*The problem*
Quote the whole listing verbatim.

»»

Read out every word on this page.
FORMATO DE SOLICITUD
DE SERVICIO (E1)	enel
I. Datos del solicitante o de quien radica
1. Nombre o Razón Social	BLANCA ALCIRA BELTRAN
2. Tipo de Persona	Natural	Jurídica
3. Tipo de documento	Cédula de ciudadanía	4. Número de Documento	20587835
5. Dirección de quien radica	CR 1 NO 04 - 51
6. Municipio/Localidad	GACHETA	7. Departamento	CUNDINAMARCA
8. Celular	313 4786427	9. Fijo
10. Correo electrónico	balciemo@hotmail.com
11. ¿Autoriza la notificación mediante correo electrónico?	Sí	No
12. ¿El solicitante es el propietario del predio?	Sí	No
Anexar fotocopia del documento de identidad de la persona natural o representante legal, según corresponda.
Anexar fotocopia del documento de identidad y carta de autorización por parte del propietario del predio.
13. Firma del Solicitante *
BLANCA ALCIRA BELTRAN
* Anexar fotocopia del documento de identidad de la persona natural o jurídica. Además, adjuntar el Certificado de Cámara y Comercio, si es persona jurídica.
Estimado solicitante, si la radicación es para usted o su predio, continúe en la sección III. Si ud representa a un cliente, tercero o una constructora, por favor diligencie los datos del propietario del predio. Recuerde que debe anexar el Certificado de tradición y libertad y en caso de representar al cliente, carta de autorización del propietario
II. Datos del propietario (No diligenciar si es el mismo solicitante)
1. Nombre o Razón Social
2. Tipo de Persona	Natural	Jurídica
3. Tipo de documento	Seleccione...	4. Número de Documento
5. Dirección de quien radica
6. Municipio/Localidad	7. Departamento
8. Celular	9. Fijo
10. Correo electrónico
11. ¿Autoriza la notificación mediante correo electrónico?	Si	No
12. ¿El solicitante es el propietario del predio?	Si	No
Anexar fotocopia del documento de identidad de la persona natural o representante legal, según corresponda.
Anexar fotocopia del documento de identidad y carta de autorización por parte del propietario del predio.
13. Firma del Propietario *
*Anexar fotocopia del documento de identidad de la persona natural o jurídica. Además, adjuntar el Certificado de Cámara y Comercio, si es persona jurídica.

««

*Written solution*
Read out every word on this page.
FORMATO DE SOLICITUD
DE SERVICIO (E1)	enel
I. Datos del solicitante o de quien radica
1. Nombre o Razón Social	BLANCA ALCIRA BELTRAN
2. Tipo de Persona	Natural	Jurídica
3. Tipo de documento	Cédula de ciudadanía	4. Número de Documento	20587835
5. Dirección de quien radica	CR 1 NO 04 - 51
6. Municipio/Localidad	GACHETA	7. Departamento	CUNDINAMARCA
8. Celular	313 4786427	9. Fijo
10. Correo electrónico	balciemo@hotmail.com
11. ¿Autoriza la notificación mediante correo electrónico?	Sí	No
12. ¿El solicitante es el propietario del predio?	Sí	No
Anexar fotocopia del documento de identidad de la persona natural o representante legal, según corresponda.
Anexar fotocopia del documento de identidad y carta de autorización por parte del propietario del predio.
13. Firma del Solicitante *
BLANCA ALCIRA BELTRAN
* Anexar fotocopia del documento de identidad de la persona natural o jurídica. Además, adjuntar el Certificado de Cámara y Comercio, si es persona jurídica.
Estimado solicitante, si la radicación es para usted o su predio, continúe en la sección III. Si ud representa a un cliente, tercero o una constructora, por favor diligencie los datos del propietario del predio. Recuerde que debe anexar el Certificado de tradición y libertad y en caso de representar al cliente, carta de autorización del propietario
II. Datos del propietario (No diligenciar si es el mismo solicitante)
1. Nombre o Razón Social
2. Tipo de Persona	Natural	Jurídica
3. Tipo de documento	Seleccione...	4. Número de Documento
5. Dirección de quien radica
6. Municipio/Localidad	7. Departamento
8. Celular	9. Fijo
10. Correo electrónico
11. ¿Autoriza la notificación mediante correo electrónico?	Si	No
12. ¿El solicitante es el propietario del predio?	Si	No
Anexar fotocopia del documento de identidad de la persona natural o representante legal, según corresponda.
Anexar fotocopia del documento de identidad y carta de autorización por parte del propietario del predio.
13. Firma del Propietario *
*Anexar fotocopia del documento de identidad de la persona natural o jurídica. Además, adjuntar el Certificado de Cámara y Comercio, si es persona jurídica.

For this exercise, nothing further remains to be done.